Copy out the lines that have "into" in them.

——————————

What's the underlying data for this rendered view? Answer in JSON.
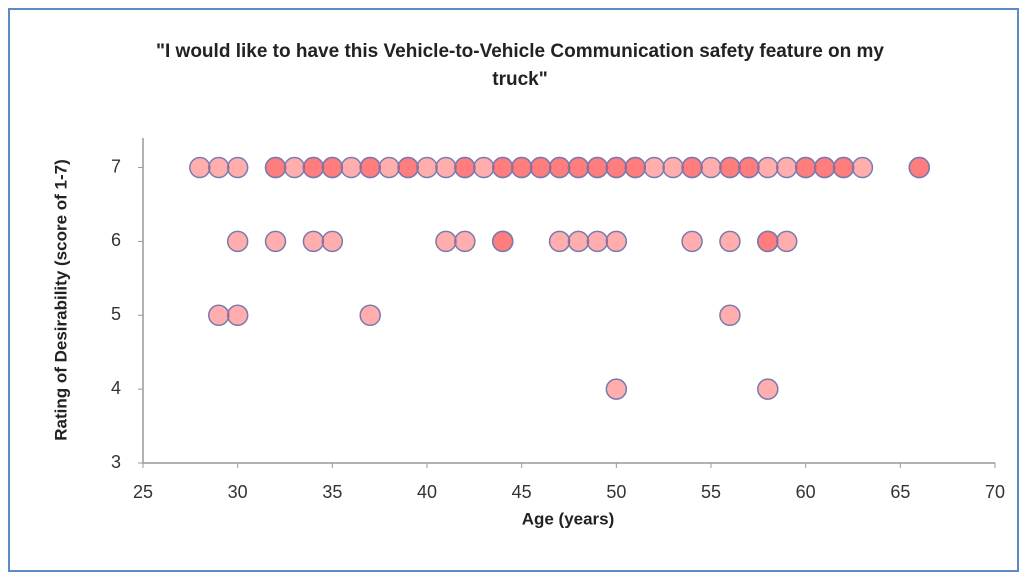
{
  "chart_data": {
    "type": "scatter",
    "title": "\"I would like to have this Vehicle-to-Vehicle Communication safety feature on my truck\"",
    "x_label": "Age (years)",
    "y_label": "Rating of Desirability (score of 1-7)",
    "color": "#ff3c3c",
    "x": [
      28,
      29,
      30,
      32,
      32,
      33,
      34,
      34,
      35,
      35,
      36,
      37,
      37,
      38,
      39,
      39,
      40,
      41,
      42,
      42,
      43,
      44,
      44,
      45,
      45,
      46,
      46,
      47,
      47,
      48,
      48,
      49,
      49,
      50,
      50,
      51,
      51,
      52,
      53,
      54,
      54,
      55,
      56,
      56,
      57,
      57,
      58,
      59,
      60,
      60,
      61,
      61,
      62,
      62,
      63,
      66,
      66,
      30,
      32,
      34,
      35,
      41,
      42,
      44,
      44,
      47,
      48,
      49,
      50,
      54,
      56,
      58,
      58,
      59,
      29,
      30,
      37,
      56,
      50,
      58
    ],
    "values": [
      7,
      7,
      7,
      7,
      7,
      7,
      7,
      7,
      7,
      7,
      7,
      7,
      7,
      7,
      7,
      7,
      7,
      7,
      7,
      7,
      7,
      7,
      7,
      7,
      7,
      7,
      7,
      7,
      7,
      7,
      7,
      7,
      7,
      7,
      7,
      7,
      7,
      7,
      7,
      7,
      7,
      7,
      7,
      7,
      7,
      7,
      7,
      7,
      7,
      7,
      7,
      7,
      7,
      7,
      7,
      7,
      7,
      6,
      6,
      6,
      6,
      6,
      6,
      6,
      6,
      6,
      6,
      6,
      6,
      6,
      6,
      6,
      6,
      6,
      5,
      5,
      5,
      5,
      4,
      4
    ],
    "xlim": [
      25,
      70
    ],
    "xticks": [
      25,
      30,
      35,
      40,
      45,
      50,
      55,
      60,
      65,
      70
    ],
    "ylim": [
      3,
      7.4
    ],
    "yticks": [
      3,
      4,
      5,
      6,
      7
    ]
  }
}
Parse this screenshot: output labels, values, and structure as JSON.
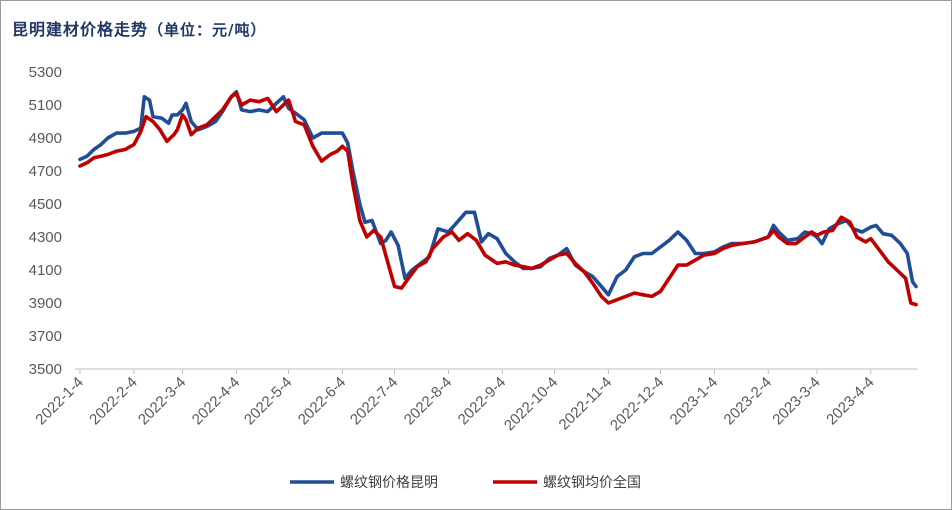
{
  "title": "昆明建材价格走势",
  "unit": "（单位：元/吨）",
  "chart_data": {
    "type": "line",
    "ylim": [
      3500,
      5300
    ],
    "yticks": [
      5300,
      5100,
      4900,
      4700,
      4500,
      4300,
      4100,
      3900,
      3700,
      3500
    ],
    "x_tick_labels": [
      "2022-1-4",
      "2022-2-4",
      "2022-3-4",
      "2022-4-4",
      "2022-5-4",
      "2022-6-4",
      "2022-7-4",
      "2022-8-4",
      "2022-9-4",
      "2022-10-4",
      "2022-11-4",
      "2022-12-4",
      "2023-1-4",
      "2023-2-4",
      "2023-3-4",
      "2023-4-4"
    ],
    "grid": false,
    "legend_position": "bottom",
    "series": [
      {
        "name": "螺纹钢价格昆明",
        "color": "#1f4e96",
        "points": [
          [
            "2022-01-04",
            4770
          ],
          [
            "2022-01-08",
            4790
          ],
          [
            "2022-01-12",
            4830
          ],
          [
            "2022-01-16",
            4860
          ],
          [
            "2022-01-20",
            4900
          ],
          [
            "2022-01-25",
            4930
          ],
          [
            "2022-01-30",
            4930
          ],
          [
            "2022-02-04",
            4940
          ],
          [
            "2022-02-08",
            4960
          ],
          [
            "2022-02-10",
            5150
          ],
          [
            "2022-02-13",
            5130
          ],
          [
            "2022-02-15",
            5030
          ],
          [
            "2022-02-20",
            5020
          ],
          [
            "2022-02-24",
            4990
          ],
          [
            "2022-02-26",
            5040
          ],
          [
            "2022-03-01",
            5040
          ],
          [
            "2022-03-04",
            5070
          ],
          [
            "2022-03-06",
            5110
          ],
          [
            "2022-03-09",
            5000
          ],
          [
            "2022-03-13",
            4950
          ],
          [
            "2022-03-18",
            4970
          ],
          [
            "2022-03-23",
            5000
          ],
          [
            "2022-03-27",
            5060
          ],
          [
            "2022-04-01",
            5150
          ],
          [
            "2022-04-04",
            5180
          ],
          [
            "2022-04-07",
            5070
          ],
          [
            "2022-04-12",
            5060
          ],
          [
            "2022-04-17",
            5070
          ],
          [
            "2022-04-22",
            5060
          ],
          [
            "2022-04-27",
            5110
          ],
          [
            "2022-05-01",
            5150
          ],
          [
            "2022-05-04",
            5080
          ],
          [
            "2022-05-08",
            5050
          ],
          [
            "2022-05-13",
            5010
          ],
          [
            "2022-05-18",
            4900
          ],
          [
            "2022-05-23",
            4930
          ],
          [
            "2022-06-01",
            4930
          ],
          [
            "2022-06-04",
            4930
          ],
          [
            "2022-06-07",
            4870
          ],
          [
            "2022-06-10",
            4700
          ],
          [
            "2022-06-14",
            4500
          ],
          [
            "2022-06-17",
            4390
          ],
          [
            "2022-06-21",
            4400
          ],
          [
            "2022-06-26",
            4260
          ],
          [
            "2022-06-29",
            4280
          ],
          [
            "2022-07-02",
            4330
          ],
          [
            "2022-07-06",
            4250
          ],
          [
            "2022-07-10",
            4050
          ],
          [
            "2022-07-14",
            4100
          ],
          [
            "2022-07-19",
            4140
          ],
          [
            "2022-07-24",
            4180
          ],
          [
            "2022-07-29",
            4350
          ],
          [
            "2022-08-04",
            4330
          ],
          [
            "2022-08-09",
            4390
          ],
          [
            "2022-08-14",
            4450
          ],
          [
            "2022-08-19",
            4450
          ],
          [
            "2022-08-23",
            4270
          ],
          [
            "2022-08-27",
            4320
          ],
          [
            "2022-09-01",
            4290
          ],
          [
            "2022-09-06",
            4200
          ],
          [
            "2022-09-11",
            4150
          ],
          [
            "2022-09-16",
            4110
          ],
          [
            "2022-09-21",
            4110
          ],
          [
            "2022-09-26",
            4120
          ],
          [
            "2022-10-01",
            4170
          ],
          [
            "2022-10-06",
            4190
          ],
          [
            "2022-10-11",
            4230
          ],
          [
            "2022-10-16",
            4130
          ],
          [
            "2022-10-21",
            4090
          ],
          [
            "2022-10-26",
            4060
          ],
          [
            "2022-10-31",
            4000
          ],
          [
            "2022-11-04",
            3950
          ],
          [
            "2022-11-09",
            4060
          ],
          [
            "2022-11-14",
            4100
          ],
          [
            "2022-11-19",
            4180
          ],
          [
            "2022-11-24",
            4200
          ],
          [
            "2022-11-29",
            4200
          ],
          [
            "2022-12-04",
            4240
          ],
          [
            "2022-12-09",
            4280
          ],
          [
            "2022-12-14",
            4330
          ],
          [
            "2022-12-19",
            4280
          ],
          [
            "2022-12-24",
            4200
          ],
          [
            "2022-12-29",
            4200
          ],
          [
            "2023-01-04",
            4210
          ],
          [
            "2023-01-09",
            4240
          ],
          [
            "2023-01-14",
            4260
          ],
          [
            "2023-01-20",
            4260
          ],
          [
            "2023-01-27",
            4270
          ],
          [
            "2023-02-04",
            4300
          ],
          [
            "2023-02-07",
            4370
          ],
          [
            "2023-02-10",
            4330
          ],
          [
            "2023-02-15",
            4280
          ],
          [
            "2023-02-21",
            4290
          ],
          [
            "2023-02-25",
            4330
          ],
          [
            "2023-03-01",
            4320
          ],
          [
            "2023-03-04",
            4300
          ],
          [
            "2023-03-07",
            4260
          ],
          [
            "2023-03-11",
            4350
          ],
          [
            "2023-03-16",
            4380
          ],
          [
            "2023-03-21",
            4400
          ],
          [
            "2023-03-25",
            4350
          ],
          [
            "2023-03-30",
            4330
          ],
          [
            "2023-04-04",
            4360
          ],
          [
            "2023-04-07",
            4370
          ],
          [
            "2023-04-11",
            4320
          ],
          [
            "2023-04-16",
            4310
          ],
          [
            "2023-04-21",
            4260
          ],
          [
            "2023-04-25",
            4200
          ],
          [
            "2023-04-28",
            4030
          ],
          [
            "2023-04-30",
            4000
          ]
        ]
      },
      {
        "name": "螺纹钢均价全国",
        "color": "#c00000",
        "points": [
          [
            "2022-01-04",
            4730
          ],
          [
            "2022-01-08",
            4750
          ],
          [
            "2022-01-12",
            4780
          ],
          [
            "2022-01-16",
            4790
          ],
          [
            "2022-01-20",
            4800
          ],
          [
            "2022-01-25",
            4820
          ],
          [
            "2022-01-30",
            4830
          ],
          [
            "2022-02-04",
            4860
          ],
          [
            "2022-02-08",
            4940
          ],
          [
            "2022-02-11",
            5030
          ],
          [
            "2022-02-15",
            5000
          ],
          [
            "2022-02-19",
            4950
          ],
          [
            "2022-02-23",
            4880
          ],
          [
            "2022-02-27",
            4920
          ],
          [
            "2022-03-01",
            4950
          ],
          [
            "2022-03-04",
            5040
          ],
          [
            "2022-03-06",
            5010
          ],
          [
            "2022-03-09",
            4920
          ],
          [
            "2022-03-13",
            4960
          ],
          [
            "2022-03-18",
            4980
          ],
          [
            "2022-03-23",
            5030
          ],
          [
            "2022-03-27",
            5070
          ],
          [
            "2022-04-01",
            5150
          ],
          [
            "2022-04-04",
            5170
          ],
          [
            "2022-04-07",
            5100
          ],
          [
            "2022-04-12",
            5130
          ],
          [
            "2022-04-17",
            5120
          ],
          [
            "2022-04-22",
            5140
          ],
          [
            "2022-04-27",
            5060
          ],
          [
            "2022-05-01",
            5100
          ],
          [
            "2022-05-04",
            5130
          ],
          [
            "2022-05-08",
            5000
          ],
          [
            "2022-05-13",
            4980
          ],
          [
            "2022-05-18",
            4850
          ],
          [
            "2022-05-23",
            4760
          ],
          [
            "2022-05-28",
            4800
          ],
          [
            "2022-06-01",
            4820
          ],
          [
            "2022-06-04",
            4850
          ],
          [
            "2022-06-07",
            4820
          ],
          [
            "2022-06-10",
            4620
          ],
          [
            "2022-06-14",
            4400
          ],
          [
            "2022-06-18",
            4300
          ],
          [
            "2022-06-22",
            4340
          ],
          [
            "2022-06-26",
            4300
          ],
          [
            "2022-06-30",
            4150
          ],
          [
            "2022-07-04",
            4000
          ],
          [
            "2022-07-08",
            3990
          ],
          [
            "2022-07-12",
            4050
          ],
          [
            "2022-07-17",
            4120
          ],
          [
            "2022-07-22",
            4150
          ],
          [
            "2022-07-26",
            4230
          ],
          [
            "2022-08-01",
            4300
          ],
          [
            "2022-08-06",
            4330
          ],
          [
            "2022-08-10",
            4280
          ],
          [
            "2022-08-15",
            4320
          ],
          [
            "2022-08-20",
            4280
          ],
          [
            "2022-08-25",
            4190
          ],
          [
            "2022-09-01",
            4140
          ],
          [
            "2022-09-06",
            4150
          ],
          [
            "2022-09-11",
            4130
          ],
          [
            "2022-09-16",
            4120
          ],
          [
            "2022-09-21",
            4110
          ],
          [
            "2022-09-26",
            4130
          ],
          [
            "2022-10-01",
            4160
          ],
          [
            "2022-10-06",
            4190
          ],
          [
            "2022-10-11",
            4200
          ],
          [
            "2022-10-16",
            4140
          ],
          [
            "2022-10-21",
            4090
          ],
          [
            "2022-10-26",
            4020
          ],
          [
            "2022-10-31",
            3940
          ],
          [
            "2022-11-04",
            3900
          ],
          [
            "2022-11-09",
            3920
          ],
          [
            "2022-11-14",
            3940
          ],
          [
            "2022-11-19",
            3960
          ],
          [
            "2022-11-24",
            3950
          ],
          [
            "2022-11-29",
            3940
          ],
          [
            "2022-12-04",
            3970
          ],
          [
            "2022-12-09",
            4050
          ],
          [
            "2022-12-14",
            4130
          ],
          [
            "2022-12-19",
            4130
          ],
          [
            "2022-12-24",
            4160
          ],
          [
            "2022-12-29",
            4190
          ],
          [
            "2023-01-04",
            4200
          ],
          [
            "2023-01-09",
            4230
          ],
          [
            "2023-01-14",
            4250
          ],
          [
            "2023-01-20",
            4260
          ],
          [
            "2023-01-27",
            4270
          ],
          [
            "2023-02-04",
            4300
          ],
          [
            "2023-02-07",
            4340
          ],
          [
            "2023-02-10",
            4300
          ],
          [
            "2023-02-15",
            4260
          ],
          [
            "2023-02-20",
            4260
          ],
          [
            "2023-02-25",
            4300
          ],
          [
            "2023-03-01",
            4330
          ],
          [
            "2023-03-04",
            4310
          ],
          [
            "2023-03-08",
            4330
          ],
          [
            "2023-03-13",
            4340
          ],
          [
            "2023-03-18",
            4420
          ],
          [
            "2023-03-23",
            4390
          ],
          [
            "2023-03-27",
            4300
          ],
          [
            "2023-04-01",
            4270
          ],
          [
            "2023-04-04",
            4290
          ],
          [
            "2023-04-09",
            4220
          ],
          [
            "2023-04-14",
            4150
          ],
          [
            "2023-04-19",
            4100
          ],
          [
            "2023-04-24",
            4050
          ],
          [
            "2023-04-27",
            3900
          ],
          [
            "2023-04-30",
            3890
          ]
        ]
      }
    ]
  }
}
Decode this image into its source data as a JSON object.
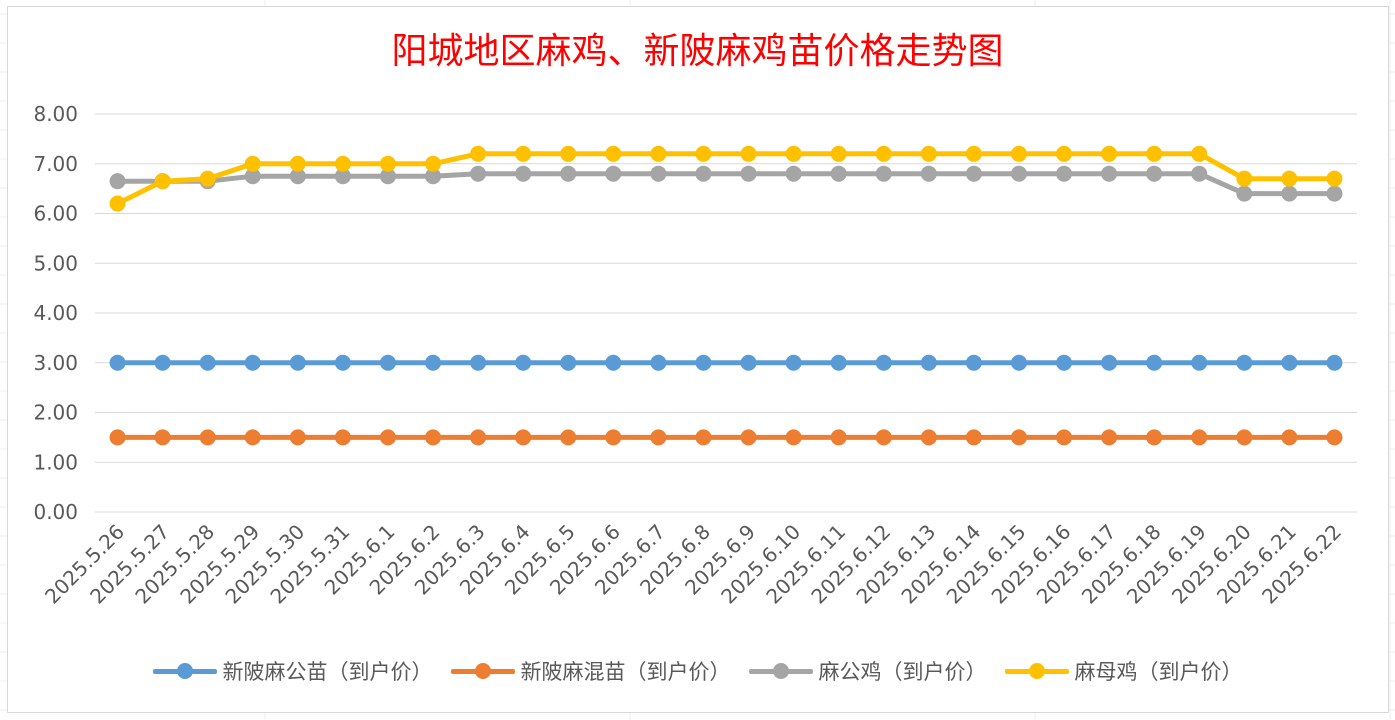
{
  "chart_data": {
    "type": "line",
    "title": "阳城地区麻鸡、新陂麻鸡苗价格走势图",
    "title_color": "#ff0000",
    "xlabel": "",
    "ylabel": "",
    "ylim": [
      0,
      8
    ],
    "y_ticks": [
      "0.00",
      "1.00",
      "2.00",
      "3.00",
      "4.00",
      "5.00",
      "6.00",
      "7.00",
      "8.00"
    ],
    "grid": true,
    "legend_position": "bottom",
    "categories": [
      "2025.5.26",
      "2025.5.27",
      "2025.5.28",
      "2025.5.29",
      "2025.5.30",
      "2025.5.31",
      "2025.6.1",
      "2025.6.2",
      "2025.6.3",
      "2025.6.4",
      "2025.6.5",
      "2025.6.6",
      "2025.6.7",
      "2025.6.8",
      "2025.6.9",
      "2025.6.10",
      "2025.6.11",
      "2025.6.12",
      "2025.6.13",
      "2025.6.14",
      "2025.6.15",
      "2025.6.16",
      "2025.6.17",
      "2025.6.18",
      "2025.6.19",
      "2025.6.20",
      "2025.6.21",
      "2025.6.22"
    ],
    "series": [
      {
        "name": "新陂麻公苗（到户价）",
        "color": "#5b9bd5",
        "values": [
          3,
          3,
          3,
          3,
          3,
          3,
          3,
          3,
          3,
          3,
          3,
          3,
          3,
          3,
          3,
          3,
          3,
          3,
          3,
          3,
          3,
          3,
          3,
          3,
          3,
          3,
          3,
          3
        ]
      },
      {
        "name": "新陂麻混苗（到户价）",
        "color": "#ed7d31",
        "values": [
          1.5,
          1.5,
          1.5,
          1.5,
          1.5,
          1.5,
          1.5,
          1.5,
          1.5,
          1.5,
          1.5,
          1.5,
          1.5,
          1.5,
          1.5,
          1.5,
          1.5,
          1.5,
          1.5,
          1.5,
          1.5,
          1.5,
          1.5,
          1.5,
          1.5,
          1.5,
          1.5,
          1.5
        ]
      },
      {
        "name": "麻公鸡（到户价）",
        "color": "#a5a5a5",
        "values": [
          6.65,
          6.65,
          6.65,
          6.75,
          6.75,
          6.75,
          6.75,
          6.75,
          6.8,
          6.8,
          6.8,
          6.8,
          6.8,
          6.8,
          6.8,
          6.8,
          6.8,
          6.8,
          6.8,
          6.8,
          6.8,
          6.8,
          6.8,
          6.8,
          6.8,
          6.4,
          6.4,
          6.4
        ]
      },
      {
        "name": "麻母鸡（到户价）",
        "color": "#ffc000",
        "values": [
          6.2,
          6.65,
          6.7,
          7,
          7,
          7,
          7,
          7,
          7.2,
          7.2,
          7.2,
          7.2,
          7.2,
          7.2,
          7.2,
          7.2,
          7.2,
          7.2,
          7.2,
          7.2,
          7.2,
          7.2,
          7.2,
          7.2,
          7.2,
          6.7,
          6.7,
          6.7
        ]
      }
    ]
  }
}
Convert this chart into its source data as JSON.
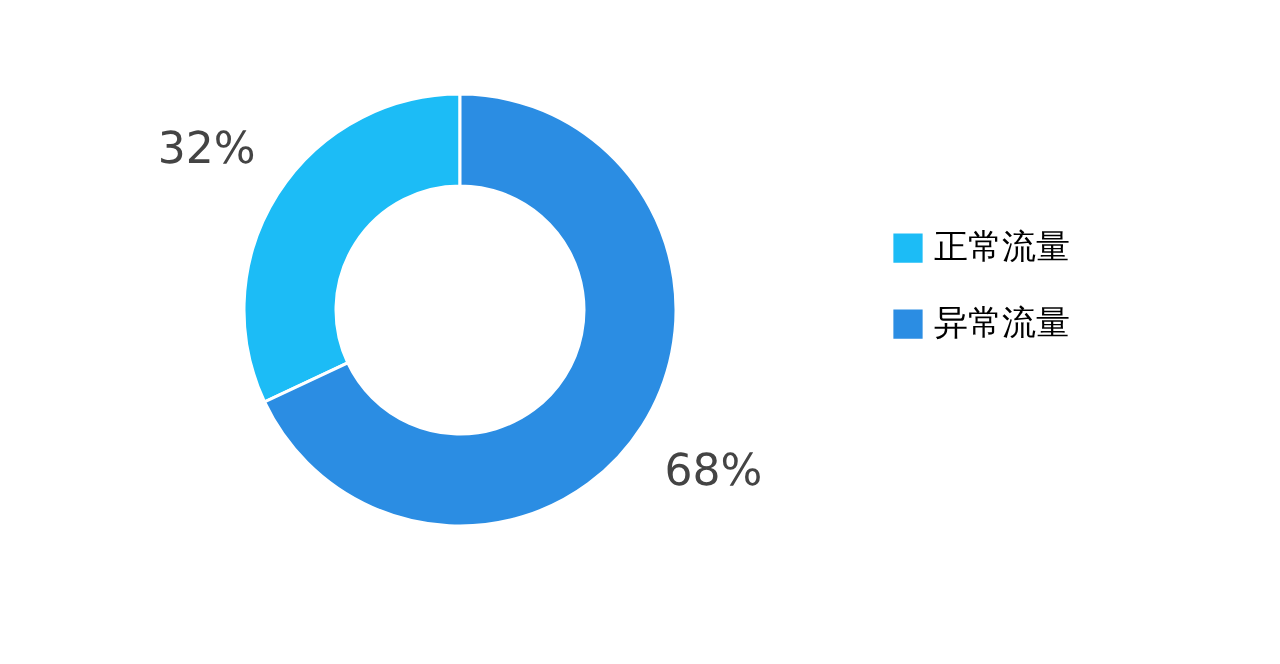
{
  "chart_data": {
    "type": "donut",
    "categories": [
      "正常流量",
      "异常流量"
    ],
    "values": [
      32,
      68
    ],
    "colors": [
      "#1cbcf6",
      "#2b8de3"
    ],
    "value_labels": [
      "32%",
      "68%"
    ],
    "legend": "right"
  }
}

——————————

Answer below.
Decode this image into its source data as a JSON object.
Convert this chart into its source data as JSON.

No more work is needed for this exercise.